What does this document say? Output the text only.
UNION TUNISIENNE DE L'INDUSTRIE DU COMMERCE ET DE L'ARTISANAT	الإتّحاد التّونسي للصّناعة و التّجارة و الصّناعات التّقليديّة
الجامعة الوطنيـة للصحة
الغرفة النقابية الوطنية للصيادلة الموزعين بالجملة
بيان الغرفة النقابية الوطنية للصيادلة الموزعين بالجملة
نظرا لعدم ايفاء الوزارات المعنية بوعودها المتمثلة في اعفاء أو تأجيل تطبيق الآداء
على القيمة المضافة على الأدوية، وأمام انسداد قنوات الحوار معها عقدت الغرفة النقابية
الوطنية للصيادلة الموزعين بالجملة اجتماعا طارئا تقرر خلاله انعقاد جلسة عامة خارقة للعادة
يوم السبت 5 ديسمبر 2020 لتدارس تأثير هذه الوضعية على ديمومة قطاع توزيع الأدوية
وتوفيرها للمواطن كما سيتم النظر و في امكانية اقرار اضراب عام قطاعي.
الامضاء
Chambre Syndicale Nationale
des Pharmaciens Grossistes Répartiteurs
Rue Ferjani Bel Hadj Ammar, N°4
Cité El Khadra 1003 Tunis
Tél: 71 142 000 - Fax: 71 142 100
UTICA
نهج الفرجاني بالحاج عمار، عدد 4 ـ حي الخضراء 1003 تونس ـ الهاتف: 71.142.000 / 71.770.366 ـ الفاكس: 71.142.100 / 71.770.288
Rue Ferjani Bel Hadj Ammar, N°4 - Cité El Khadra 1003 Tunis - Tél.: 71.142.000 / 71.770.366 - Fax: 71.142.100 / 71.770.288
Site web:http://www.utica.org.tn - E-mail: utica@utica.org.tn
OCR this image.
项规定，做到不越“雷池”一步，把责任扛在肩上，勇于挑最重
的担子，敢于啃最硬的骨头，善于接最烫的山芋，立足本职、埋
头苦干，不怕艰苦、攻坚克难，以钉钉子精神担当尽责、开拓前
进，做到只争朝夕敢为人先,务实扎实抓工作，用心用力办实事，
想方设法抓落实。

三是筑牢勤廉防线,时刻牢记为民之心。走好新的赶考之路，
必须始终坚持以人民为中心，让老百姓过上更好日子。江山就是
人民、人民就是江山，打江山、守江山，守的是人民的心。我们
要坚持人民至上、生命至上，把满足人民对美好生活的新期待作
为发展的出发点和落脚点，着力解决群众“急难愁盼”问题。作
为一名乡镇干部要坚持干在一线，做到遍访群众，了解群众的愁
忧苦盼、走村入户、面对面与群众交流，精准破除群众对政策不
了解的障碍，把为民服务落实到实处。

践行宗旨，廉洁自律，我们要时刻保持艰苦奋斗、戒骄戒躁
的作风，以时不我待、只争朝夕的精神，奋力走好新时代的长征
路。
--
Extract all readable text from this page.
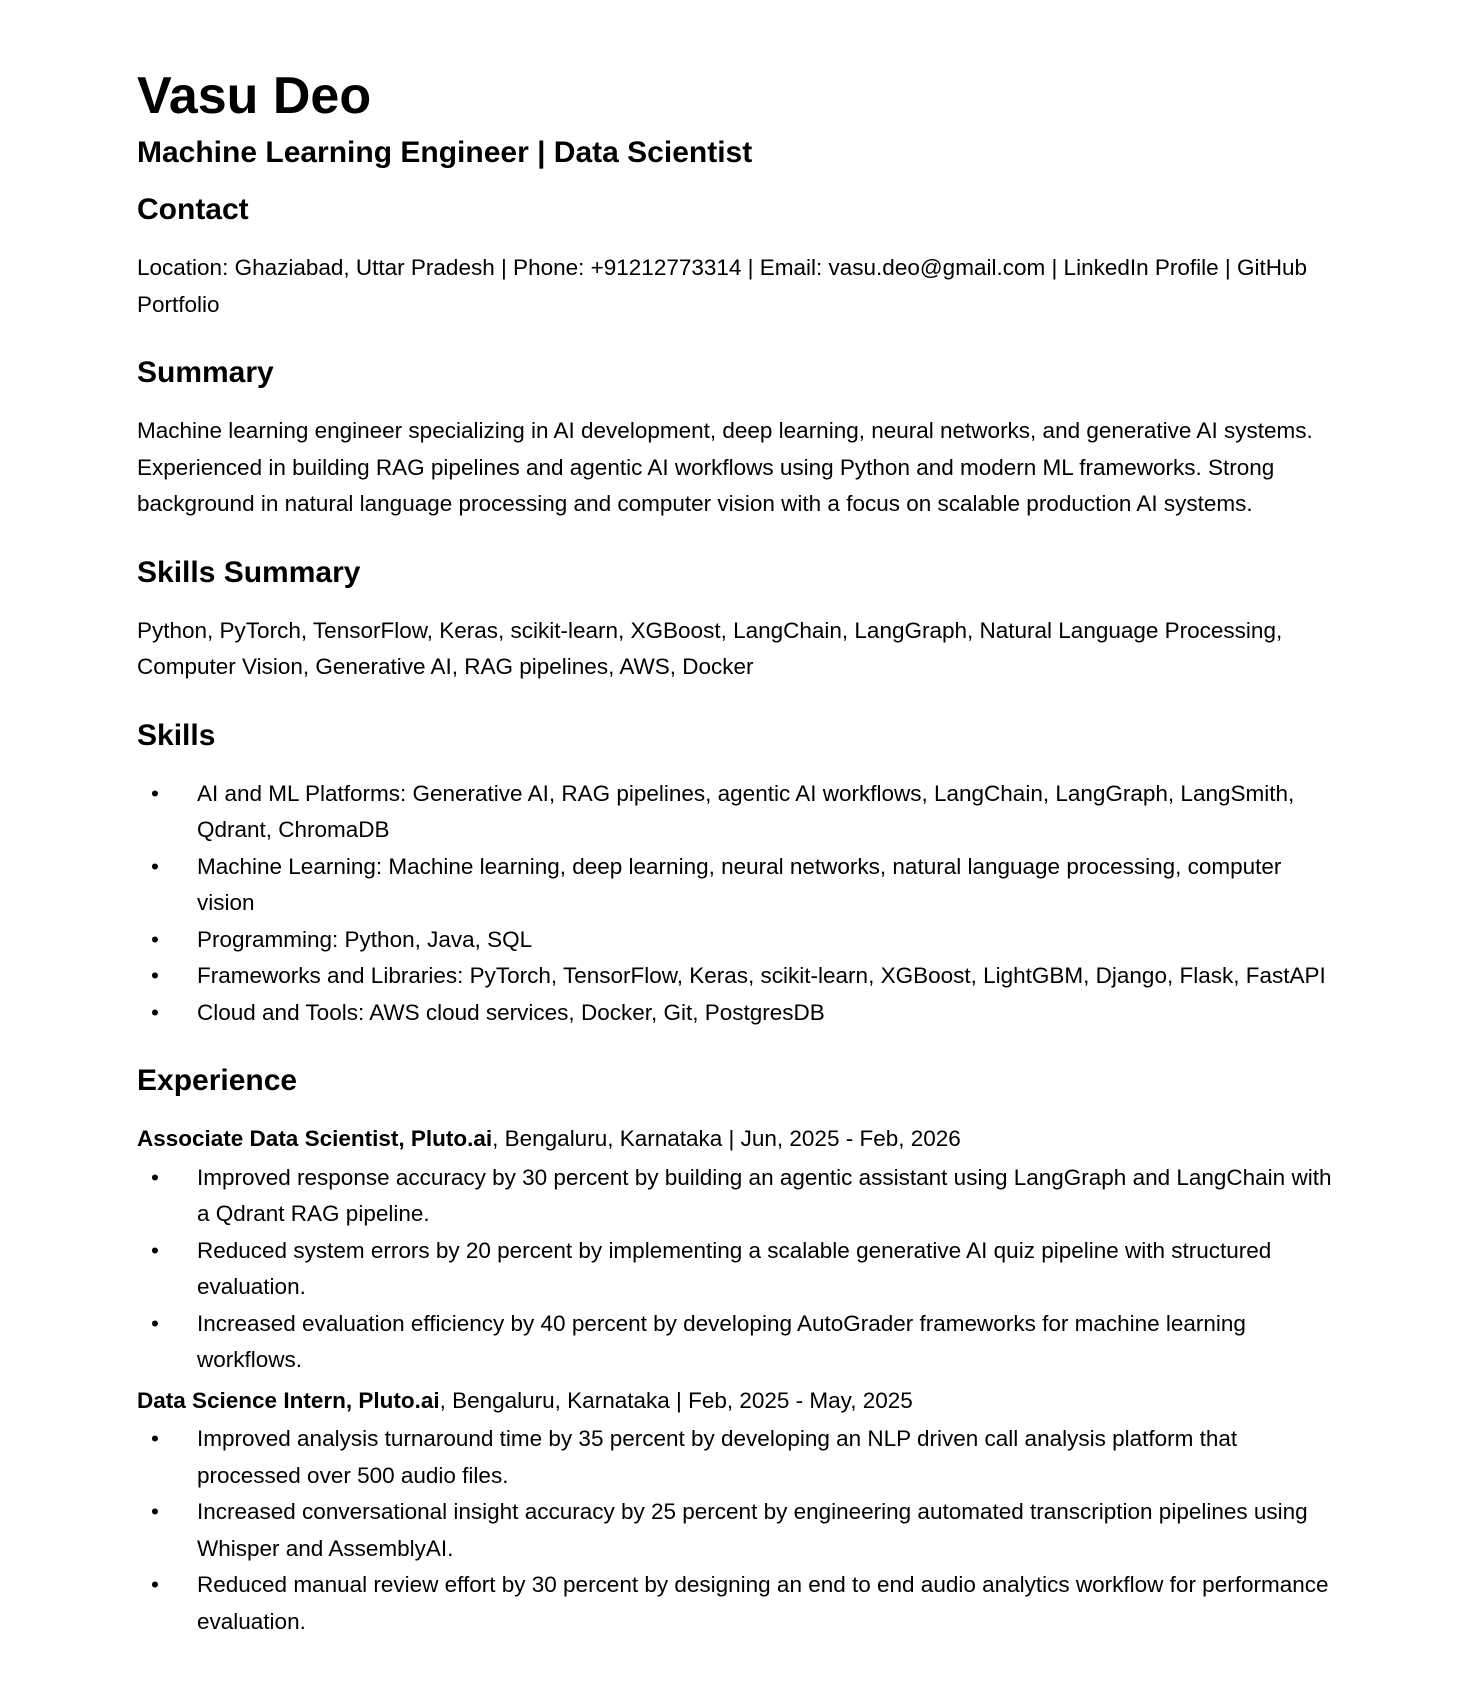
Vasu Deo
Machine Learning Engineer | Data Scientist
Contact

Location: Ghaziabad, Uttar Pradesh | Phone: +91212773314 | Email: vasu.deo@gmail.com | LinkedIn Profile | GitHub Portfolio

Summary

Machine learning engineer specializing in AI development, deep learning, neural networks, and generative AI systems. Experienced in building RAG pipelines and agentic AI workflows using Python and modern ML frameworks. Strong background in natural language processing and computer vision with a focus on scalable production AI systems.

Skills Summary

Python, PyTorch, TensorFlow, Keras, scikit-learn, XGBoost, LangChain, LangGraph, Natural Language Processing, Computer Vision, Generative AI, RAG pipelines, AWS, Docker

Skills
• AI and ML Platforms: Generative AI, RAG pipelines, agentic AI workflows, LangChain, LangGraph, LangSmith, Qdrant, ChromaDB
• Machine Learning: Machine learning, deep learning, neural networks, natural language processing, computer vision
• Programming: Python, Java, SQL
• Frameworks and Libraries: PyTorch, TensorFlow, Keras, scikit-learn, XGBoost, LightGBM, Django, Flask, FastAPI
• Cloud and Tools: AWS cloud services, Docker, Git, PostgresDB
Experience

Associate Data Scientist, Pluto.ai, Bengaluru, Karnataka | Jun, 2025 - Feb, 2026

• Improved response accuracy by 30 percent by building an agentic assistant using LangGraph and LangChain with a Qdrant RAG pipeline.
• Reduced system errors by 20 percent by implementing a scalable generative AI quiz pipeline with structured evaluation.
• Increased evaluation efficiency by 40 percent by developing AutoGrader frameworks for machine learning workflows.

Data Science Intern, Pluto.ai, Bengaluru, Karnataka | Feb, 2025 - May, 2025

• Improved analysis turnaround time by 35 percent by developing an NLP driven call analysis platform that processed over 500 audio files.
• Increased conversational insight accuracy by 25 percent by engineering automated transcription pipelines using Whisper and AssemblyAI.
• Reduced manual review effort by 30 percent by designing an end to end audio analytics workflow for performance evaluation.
--
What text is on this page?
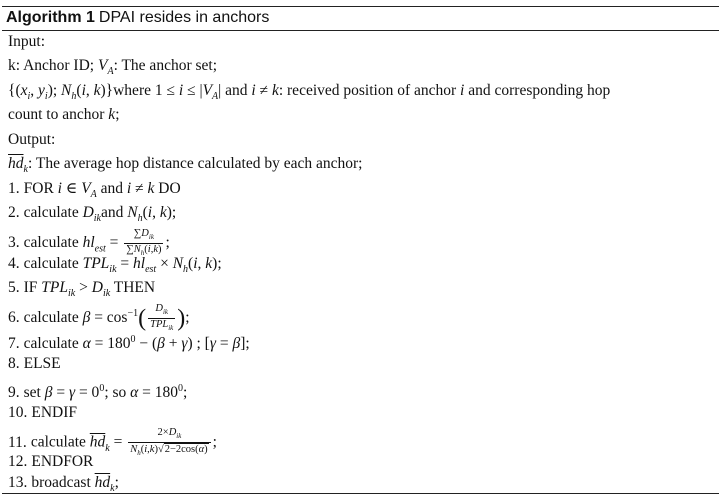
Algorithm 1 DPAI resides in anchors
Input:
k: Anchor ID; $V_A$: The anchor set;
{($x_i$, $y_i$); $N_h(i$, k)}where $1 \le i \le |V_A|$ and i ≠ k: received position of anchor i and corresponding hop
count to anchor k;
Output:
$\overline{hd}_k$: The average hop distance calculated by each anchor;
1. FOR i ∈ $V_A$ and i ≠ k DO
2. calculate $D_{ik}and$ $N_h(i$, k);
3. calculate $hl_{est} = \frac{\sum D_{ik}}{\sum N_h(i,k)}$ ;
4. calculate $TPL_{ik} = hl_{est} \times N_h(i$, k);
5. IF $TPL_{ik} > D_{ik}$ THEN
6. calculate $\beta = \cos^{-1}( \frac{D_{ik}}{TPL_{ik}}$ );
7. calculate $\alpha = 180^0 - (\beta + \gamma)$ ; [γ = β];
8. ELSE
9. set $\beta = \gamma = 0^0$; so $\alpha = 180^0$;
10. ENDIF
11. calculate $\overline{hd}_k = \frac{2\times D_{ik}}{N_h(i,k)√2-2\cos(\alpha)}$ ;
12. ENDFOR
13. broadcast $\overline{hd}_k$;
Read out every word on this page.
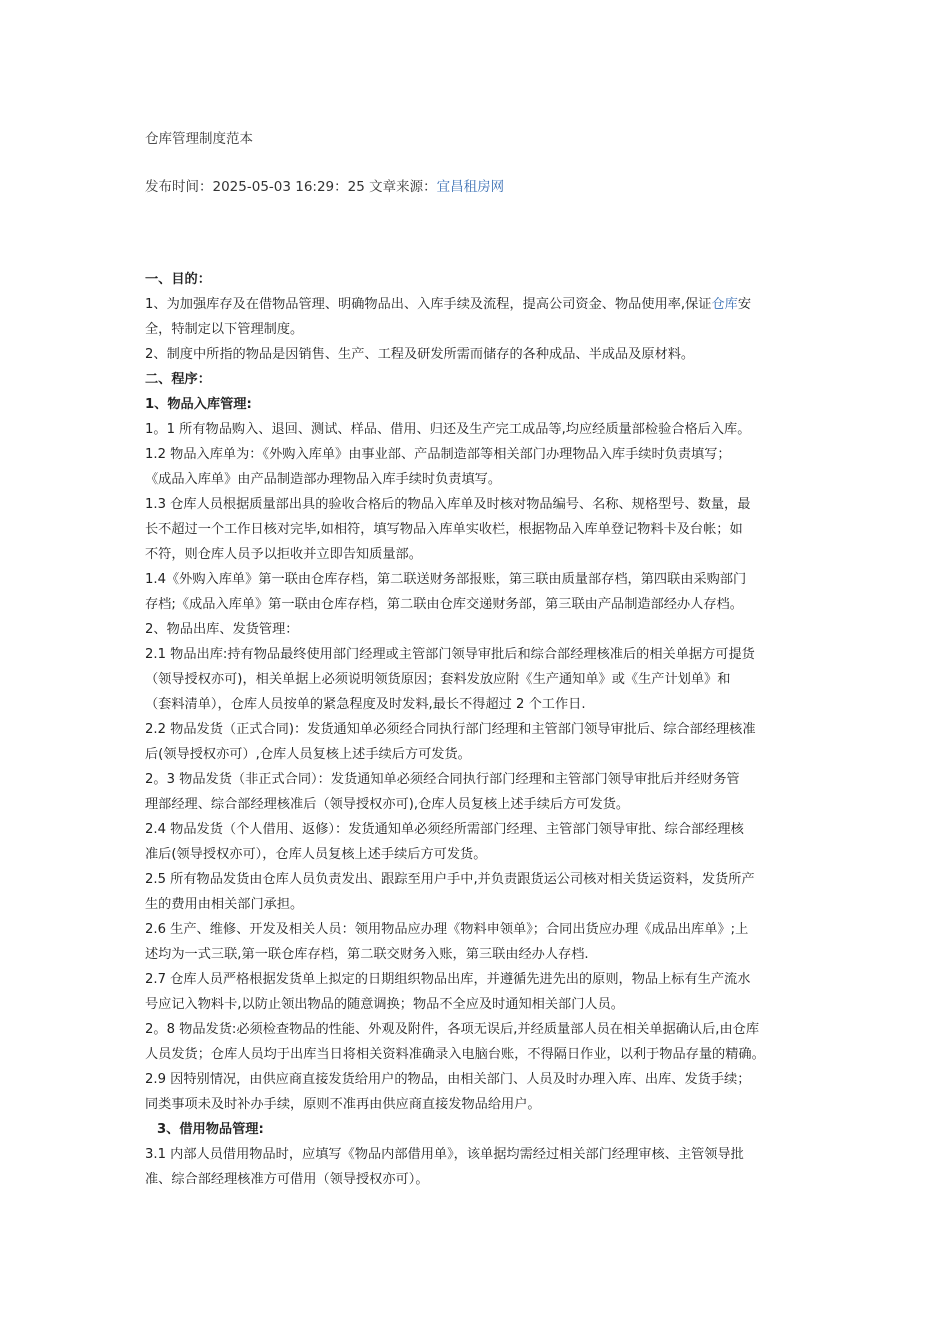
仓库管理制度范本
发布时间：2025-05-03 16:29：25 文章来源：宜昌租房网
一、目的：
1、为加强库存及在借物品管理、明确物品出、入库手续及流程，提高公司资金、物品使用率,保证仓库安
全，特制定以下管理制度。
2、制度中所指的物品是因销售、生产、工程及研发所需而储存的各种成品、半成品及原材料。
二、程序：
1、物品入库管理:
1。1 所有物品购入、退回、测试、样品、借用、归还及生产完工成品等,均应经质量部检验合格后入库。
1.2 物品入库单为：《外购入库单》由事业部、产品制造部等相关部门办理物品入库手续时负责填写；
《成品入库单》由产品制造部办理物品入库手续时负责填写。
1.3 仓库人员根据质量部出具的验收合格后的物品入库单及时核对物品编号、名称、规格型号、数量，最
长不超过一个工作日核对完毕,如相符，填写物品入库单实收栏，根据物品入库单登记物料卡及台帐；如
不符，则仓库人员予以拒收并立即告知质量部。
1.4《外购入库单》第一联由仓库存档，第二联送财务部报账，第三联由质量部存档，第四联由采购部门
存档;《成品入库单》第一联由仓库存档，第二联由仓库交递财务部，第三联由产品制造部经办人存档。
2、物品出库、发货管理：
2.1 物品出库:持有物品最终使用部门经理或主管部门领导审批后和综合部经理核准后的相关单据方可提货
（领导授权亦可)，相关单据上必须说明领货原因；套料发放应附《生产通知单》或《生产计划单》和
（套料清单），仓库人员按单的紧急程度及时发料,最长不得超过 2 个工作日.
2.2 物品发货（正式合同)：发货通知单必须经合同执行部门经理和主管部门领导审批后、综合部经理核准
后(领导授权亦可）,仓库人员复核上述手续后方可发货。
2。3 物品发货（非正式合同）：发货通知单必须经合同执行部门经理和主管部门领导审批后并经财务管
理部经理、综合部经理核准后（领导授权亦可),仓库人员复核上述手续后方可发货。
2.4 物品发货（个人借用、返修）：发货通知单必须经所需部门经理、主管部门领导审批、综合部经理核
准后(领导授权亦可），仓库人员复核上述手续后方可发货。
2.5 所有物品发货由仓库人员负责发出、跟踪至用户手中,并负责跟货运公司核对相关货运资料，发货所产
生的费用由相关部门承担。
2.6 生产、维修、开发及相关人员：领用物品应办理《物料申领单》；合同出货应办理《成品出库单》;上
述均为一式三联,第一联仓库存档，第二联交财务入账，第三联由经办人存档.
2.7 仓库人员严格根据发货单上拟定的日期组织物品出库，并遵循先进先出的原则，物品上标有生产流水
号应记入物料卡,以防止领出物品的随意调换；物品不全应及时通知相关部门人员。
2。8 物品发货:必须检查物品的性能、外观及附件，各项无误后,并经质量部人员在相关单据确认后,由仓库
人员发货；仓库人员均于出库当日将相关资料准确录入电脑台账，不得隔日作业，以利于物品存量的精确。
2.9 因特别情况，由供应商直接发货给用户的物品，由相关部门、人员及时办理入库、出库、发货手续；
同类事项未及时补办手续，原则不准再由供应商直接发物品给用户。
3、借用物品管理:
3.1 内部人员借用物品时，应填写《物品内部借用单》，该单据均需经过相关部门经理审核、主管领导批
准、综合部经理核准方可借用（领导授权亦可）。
--
### Task details
Report every line in the data above in which the word "times" appears.

### Answer for this exercise
4. calculate $TPL_{ik} = hl_{est} \times N_h(i$, k);
11. calculate $\overline{hd}_k = \frac{2\times D_{ik}}{N_h(i,k)√2-2\cos(\alpha)}$ ;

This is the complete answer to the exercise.